_Task objective_: Look for "this" in each line of the entries, and return the matching lines.

(Stored records)
☆ ☆ ☆
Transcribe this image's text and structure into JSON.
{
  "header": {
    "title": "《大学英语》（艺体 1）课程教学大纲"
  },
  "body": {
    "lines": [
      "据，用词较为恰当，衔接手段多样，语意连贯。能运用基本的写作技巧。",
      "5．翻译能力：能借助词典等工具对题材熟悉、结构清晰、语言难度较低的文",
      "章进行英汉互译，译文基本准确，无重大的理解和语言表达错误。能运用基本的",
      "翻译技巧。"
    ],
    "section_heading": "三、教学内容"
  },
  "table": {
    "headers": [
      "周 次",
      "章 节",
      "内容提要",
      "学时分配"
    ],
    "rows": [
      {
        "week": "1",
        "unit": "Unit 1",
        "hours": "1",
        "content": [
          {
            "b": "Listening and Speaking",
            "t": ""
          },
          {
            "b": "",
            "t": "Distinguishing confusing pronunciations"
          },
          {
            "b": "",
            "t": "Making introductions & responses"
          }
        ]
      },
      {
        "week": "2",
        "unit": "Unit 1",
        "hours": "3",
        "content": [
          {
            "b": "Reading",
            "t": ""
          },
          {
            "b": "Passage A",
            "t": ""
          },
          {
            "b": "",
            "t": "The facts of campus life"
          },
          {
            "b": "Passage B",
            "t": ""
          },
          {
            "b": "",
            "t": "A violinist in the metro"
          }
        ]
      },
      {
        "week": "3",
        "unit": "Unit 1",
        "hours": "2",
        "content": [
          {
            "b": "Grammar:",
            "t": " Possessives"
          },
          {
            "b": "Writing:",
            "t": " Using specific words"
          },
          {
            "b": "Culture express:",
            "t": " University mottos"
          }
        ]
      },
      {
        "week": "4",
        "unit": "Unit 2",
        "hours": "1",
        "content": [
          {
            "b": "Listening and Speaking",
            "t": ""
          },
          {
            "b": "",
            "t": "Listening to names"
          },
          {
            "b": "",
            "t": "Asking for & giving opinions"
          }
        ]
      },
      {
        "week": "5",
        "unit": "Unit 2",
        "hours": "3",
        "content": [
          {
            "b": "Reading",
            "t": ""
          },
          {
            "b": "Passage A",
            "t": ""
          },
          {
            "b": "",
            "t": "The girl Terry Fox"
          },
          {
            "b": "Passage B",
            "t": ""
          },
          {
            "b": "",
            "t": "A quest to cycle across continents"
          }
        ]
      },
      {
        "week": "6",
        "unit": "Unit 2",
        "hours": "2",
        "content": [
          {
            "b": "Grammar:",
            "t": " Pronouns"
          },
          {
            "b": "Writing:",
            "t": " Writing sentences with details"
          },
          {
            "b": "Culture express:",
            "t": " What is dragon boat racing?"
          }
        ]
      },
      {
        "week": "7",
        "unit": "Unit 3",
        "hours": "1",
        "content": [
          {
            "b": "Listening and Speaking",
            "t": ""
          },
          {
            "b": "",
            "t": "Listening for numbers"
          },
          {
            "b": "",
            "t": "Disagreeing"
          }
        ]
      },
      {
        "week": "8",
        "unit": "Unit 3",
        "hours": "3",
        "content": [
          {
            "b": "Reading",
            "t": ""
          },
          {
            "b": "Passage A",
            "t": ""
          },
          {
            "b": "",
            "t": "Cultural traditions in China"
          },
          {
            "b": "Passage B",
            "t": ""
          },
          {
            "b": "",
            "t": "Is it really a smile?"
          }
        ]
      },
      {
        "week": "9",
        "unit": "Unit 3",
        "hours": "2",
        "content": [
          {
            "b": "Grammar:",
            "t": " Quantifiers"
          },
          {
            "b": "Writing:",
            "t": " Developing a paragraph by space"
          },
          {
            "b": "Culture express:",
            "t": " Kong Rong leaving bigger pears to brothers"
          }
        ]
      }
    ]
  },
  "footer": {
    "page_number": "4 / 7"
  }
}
☆ ☆ ☆
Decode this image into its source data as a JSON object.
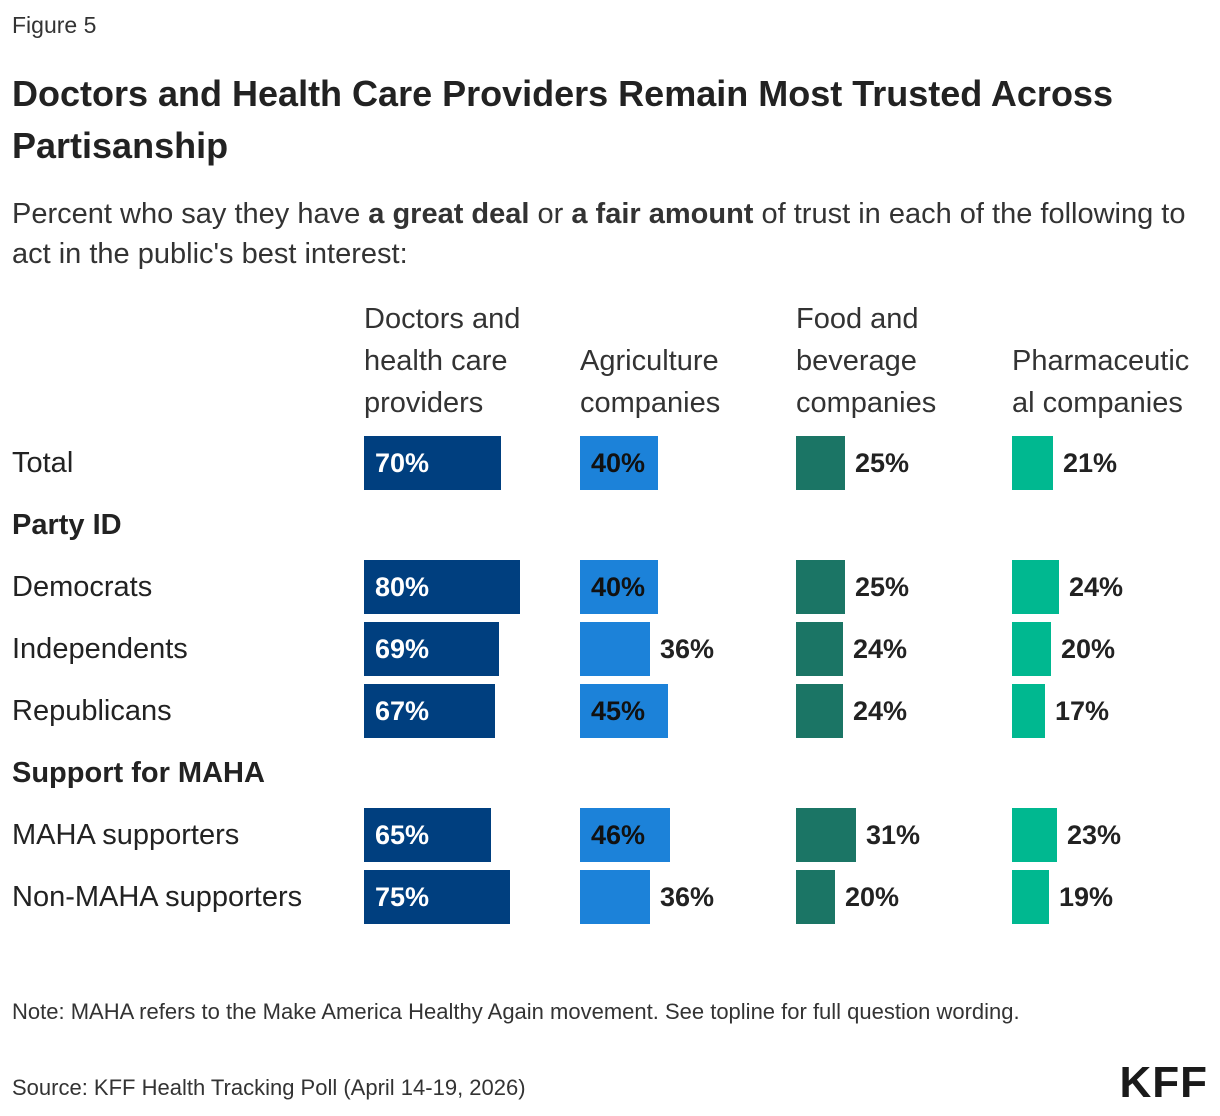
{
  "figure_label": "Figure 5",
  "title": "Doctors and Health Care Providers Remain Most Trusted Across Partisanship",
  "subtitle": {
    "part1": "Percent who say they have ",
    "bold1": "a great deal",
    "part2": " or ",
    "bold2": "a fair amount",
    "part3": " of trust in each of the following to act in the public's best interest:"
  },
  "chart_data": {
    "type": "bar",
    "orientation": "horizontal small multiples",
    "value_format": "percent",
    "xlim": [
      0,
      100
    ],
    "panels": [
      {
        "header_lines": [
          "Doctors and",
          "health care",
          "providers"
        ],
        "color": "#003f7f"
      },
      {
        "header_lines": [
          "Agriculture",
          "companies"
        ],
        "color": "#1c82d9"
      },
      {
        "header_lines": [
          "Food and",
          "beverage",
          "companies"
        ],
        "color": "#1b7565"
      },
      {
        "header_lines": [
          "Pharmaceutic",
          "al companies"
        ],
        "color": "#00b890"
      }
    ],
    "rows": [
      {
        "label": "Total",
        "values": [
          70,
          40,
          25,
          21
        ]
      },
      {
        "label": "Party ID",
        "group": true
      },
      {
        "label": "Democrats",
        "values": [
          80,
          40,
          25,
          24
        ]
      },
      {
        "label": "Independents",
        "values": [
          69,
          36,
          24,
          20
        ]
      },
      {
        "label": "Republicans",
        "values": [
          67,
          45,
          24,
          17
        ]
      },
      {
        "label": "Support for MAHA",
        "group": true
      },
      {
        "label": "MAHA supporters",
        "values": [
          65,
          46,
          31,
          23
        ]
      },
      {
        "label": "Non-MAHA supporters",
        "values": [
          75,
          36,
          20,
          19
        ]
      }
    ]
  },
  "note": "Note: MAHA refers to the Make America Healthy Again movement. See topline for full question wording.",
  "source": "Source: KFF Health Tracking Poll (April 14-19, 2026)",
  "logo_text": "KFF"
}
☆ ☆ ☆
_The output_:
Transcribe this image's text and structure into JSON.
Decode this image into its source data as a JSON object.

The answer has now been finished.